#### [EXERCISE REQUIREMENTS]
Using the listing below, select the lines with the word "component" and copy them.
begin STORED ROWS
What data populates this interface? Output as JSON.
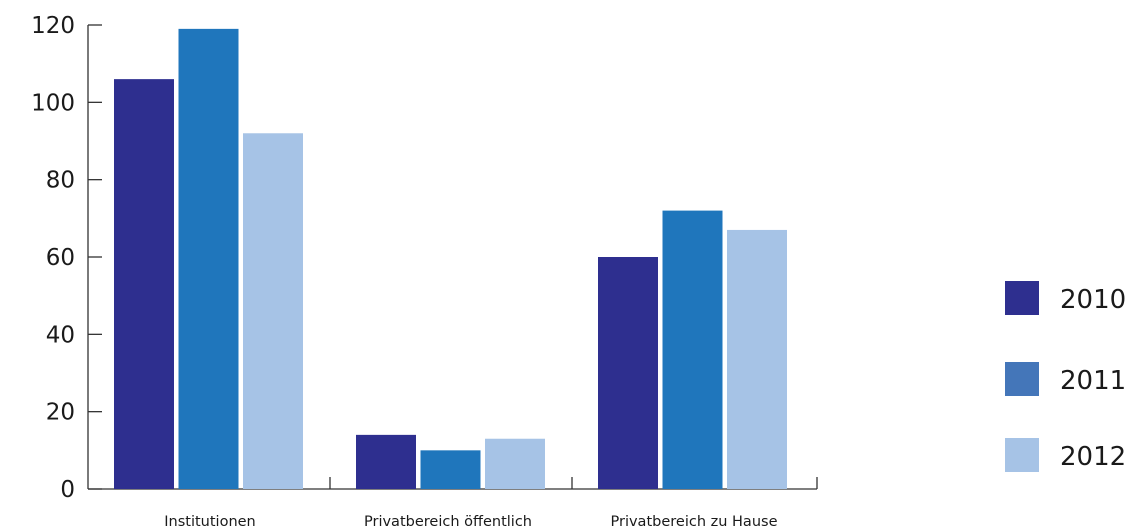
{
  "chart_data": {
    "type": "bar",
    "title": "",
    "xlabel": "",
    "ylabel": "",
    "categories": [
      "Institutionen",
      "Privatbereich öffentlich",
      "Privatbereich zu Hause"
    ],
    "series": [
      {
        "name": "2010",
        "color": "#2e2f8f",
        "values": [
          106,
          14,
          60
        ]
      },
      {
        "name": "2011",
        "color": "#1f76bc",
        "values": [
          119,
          10,
          72
        ]
      },
      {
        "name": "2012",
        "color": "#a6c3e6",
        "values": [
          92,
          13,
          67
        ]
      }
    ],
    "legend_swatch_colors": [
      "#2e2f8f",
      "#4476b9",
      "#a6c3e6"
    ],
    "ylim": [
      0,
      120
    ],
    "yticks": [
      0,
      20,
      40,
      60,
      80,
      100,
      120
    ],
    "ytick_labels": [
      "0",
      "20",
      "40",
      "60",
      "80",
      "100",
      "120"
    ],
    "grid": false,
    "legend_position": "right"
  }
}
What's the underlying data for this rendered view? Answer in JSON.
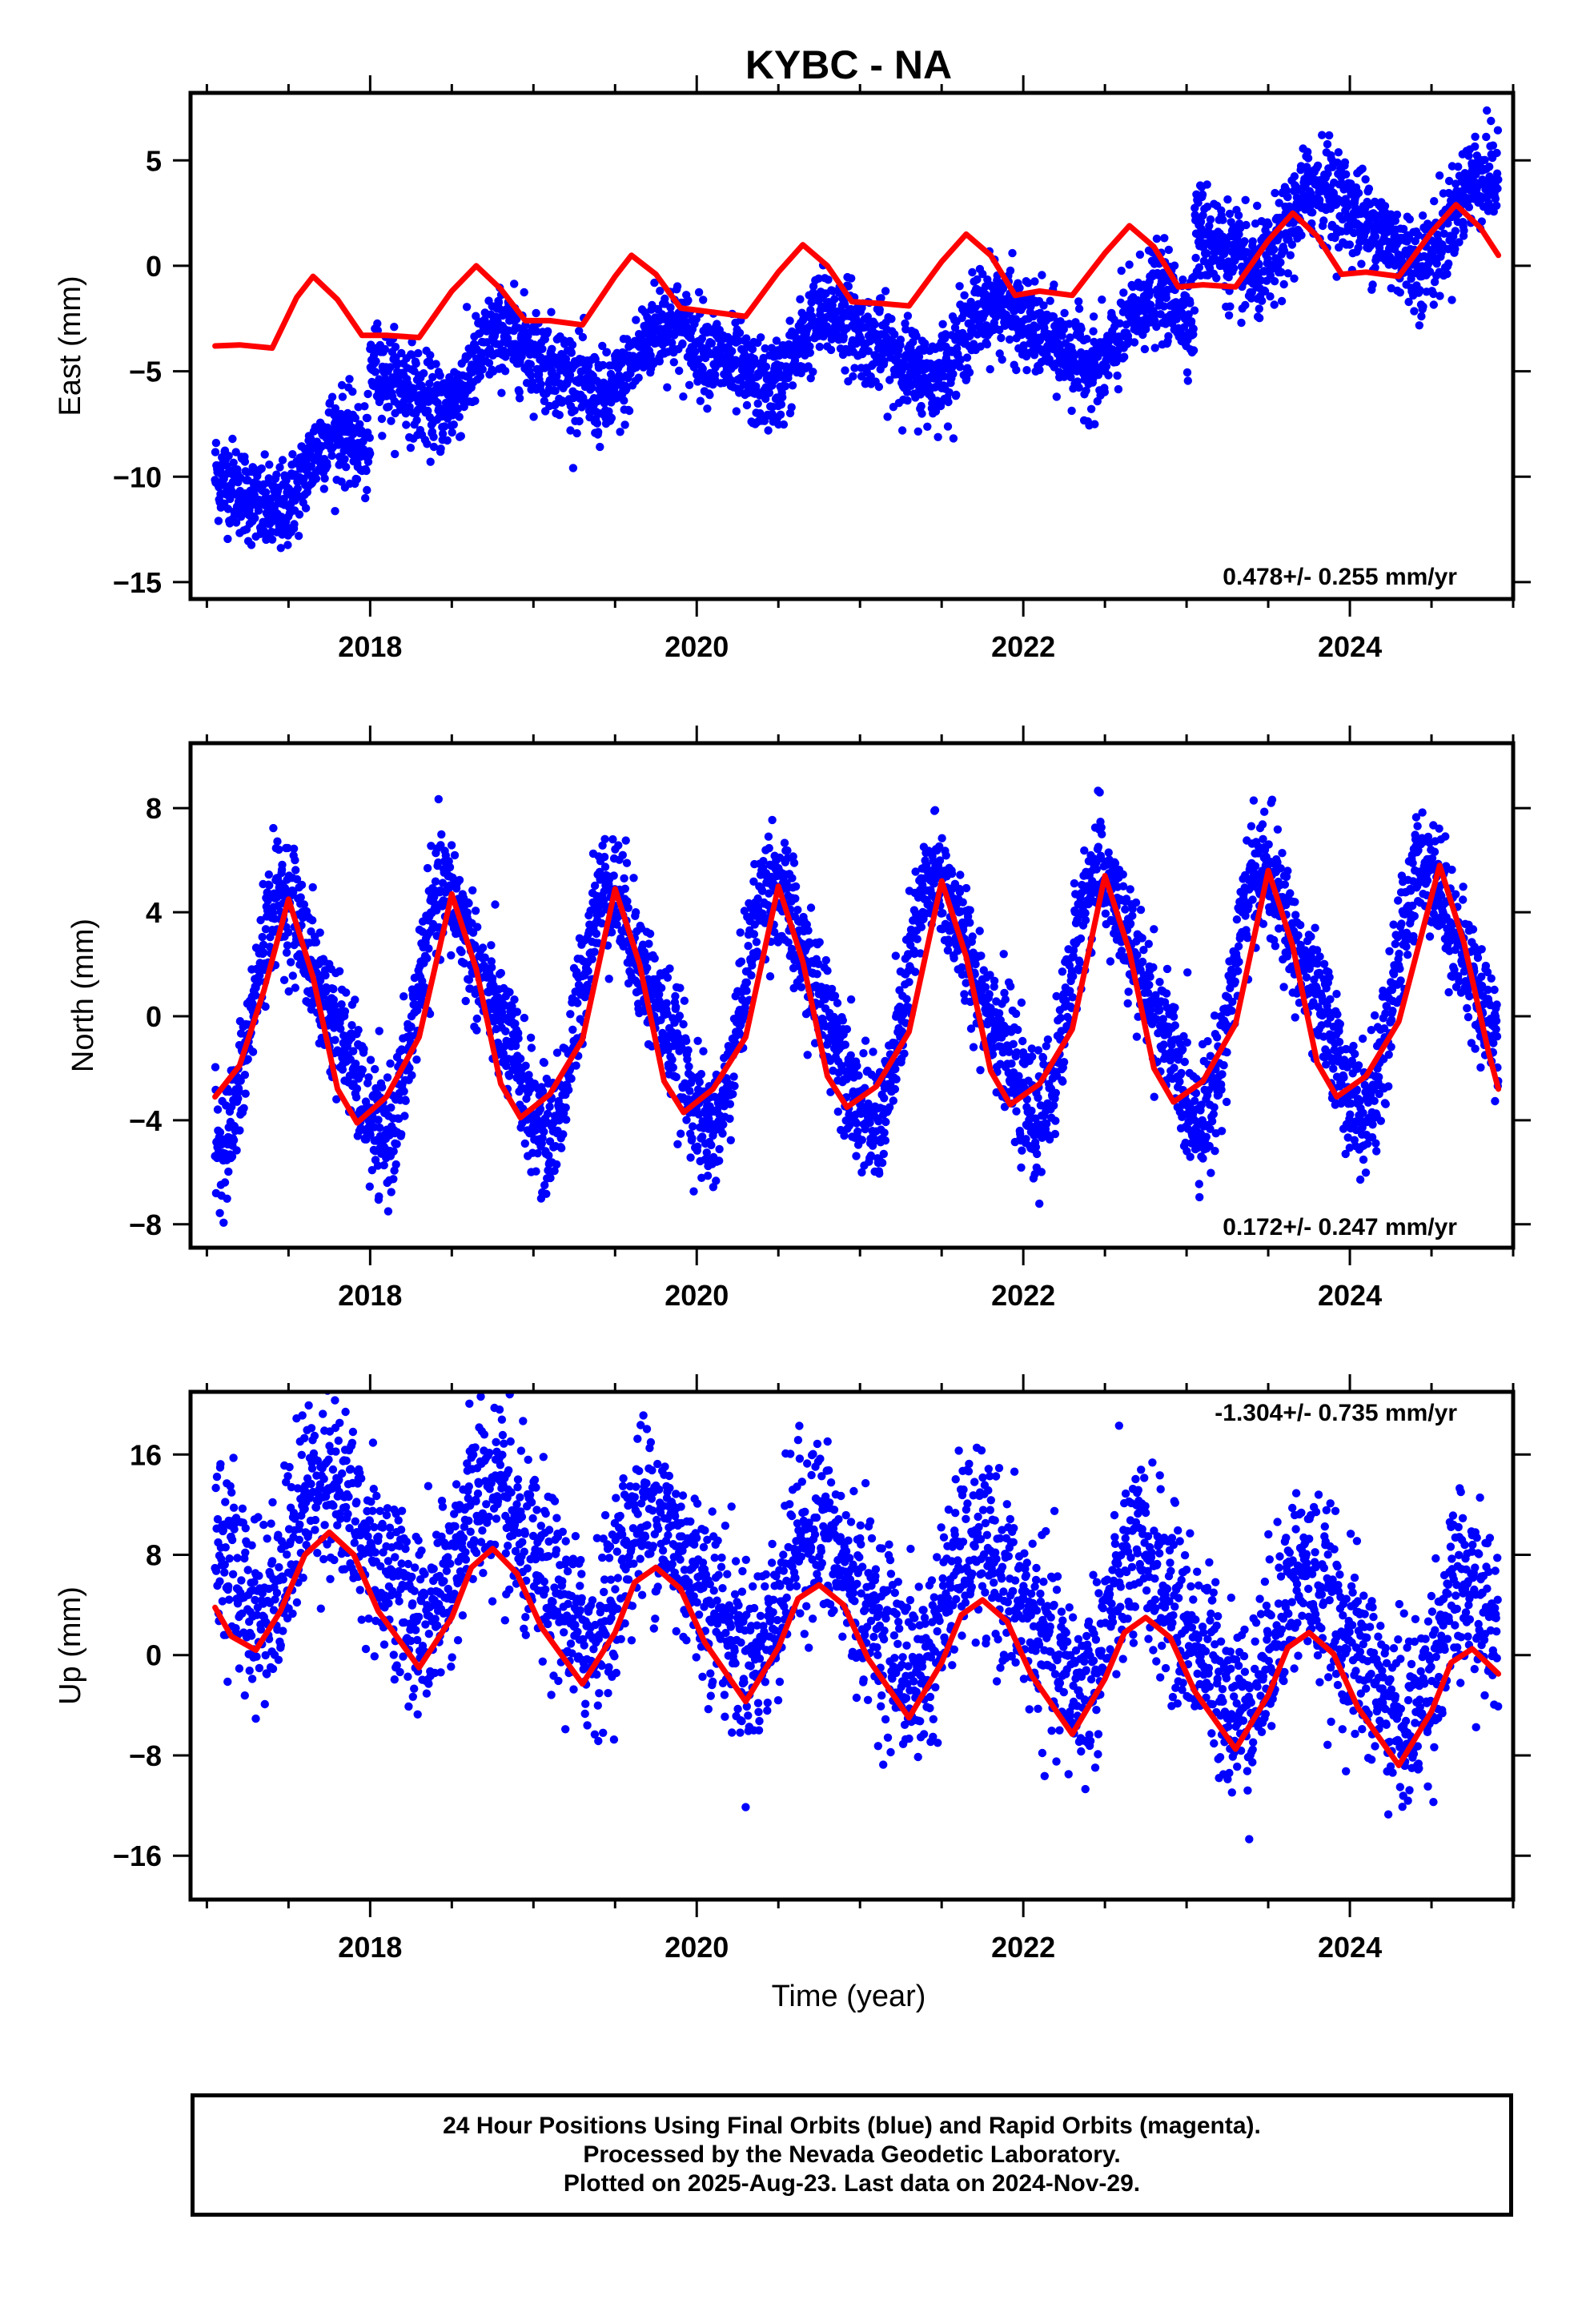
{
  "title": "KYBC - NA",
  "x_axis_label": "Time (year)",
  "x_tick_labels": [
    "2018",
    "2020",
    "2022",
    "2024"
  ],
  "footer": {
    "line1": "24 Hour Positions Using Final Orbits (blue) and Rapid Orbits (magenta).",
    "line2": "Processed by the Nevada Geodetic Laboratory.",
    "line3": "Plotted on 2025-Aug-23. Last data on 2024-Nov-29."
  },
  "colors": {
    "daily_positions": "#0000ff",
    "model_fit": "#ff0000",
    "frame": "#000000"
  },
  "chart_data": [
    {
      "type": "scatter",
      "component": "east",
      "ylabel": "East (mm)",
      "rate_label": "0.478+/- 0.255 mm/yr",
      "xlim": [
        2016.9,
        2025.0
      ],
      "ylim": [
        -15.8,
        8.2
      ],
      "yticks": [
        -15,
        -10,
        -5,
        0,
        5
      ],
      "grid": false,
      "series": [
        {
          "name": "",
          "marker": "point",
          "color": "#0000ff",
          "segments": [
            {
              "x_start": 2017.05,
              "x_end": 2018.0,
              "offset": -8.2,
              "trend": 0.478,
              "amp_annual": 1.6,
              "phase": 0.6,
              "noise": 1.05,
              "spacing": 0.0021
            },
            {
              "x_start": 2018.0,
              "x_end": 2023.05,
              "offset": -3.85,
              "trend": 0.478,
              "amp_annual": 1.5,
              "phase": 0.62,
              "noise": 1.05,
              "spacing": 0.0021
            },
            {
              "x_start": 2023.05,
              "x_end": 2024.91,
              "offset": 0.45,
              "trend": 0.478,
              "amp_annual": 1.8,
              "phase": 0.62,
              "noise": 1.15,
              "spacing": 0.0021
            }
          ]
        },
        {
          "name": "",
          "marker": "line",
          "color": "#ff0000",
          "x": [
            2017.05,
            2017.2,
            2017.4,
            2017.55,
            2017.65,
            2017.8,
            2017.95,
            2018.1,
            2018.3,
            2018.5,
            2018.65,
            2018.8,
            2018.95,
            2019.1,
            2019.3,
            2019.5,
            2019.6,
            2019.75,
            2019.9,
            2020.1,
            2020.3,
            2020.5,
            2020.65,
            2020.8,
            2020.95,
            2021.15,
            2021.3,
            2021.5,
            2021.65,
            2021.8,
            2021.95,
            2022.1,
            2022.3,
            2022.5,
            2022.65,
            2022.8,
            2022.95,
            2023.1,
            2023.3,
            2023.5,
            2023.65,
            2023.8,
            2023.95,
            2024.1,
            2024.3,
            2024.5,
            2024.65,
            2024.8,
            2024.91
          ],
          "y": [
            -3.8,
            -3.75,
            -3.9,
            -1.5,
            -0.5,
            -1.6,
            -3.3,
            -3.3,
            -3.4,
            -1.2,
            0.0,
            -1.1,
            -2.6,
            -2.6,
            -2.8,
            -0.5,
            0.5,
            -0.4,
            -2.0,
            -2.2,
            -2.4,
            -0.3,
            1.0,
            0.0,
            -1.7,
            -1.8,
            -1.9,
            0.2,
            1.5,
            0.5,
            -1.4,
            -1.2,
            -1.4,
            0.6,
            1.9,
            0.9,
            -1.0,
            -0.9,
            -1.0,
            1.2,
            2.5,
            1.4,
            -0.4,
            -0.3,
            -0.5,
            1.6,
            2.9,
            1.8,
            0.5
          ]
        }
      ]
    },
    {
      "type": "scatter",
      "component": "north",
      "ylabel": "North (mm)",
      "rate_label": "0.172+/- 0.247 mm/yr",
      "xlim": [
        2016.9,
        2025.0
      ],
      "ylim": [
        -8.9,
        10.5
      ],
      "yticks": [
        -8,
        -4,
        0,
        4,
        8
      ],
      "grid": false,
      "series": [
        {
          "name": "",
          "marker": "point",
          "color": "#0000ff",
          "segments": [
            {
              "x_start": 2017.05,
              "x_end": 2024.91,
              "offset": 0.5,
              "trend": 0.172,
              "amp_annual": 4.3,
              "phase": 0.27,
              "noise": 1.15,
              "spacing": 0.0021
            }
          ]
        },
        {
          "name": "",
          "marker": "line",
          "color": "#ff0000",
          "x": [
            2017.05,
            2017.2,
            2017.35,
            2017.5,
            2017.65,
            2017.8,
            2017.92,
            2018.1,
            2018.3,
            2018.5,
            2018.65,
            2018.8,
            2018.92,
            2019.1,
            2019.3,
            2019.5,
            2019.65,
            2019.8,
            2019.92,
            2020.1,
            2020.3,
            2020.5,
            2020.65,
            2020.8,
            2020.92,
            2021.1,
            2021.3,
            2021.5,
            2021.65,
            2021.8,
            2021.92,
            2022.1,
            2022.3,
            2022.5,
            2022.65,
            2022.8,
            2022.92,
            2023.1,
            2023.3,
            2023.5,
            2023.65,
            2023.8,
            2023.92,
            2024.1,
            2024.3,
            2024.55,
            2024.7,
            2024.85,
            2024.91
          ],
          "y": [
            -3.1,
            -1.9,
            1.0,
            4.5,
            1.5,
            -2.8,
            -4.1,
            -3.1,
            -0.8,
            4.7,
            1.8,
            -2.6,
            -3.9,
            -3.0,
            -0.9,
            4.9,
            2.0,
            -2.5,
            -3.7,
            -2.8,
            -0.8,
            5.0,
            2.1,
            -2.3,
            -3.5,
            -2.7,
            -0.6,
            5.2,
            2.3,
            -2.1,
            -3.4,
            -2.6,
            -0.5,
            5.4,
            2.5,
            -2.0,
            -3.3,
            -2.5,
            -0.3,
            5.6,
            2.7,
            -1.8,
            -3.1,
            -2.3,
            -0.2,
            5.8,
            2.8,
            -1.4,
            -2.8
          ]
        }
      ]
    },
    {
      "type": "scatter",
      "component": "up",
      "ylabel": "Up (mm)",
      "rate_label": "-1.304+/- 0.735 mm/yr",
      "xlim": [
        2016.9,
        2025.0
      ],
      "ylim": [
        -19.5,
        21.0
      ],
      "yticks": [
        -16,
        -8,
        0,
        8,
        16
      ],
      "grid": false,
      "series": [
        {
          "name": "",
          "marker": "point",
          "color": "#0000ff",
          "segments": [
            {
              "x_start": 2017.05,
              "x_end": 2024.91,
              "offset": 4.5,
              "trend": -1.304,
              "amp_annual": 5.0,
              "phase": 0.52,
              "noise": 3.6,
              "spacing": 0.0024
            }
          ]
        },
        {
          "name": "",
          "marker": "line",
          "color": "#ff0000",
          "x": [
            2017.05,
            2017.15,
            2017.3,
            2017.45,
            2017.6,
            2017.75,
            2017.9,
            2018.05,
            2018.3,
            2018.5,
            2018.62,
            2018.75,
            2018.9,
            2019.05,
            2019.3,
            2019.5,
            2019.62,
            2019.75,
            2019.9,
            2020.05,
            2020.3,
            2020.5,
            2020.62,
            2020.75,
            2020.9,
            2021.05,
            2021.3,
            2021.5,
            2021.62,
            2021.75,
            2021.9,
            2022.05,
            2022.3,
            2022.5,
            2022.62,
            2022.75,
            2022.9,
            2023.05,
            2023.3,
            2023.5,
            2023.62,
            2023.75,
            2023.9,
            2024.05,
            2024.3,
            2024.5,
            2024.62,
            2024.75,
            2024.91
          ],
          "y": [
            3.8,
            1.5,
            0.4,
            3.5,
            8.0,
            9.8,
            8.0,
            3.5,
            -1.0,
            3.0,
            7.0,
            8.5,
            6.5,
            2.2,
            -2.3,
            1.8,
            5.8,
            7.0,
            5.3,
            1.0,
            -3.7,
            0.6,
            4.5,
            5.6,
            4.0,
            -0.3,
            -5.0,
            -0.6,
            3.2,
            4.4,
            2.7,
            -1.6,
            -6.3,
            -1.9,
            1.8,
            3.0,
            1.4,
            -2.9,
            -7.5,
            -3.2,
            0.6,
            1.8,
            0.1,
            -4.2,
            -8.8,
            -4.5,
            -0.6,
            0.5,
            -1.5
          ]
        }
      ]
    }
  ]
}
end STORED ROWS
#### [SOLUTION]
      "component": "east",
      "component": "north",
      "component": "up",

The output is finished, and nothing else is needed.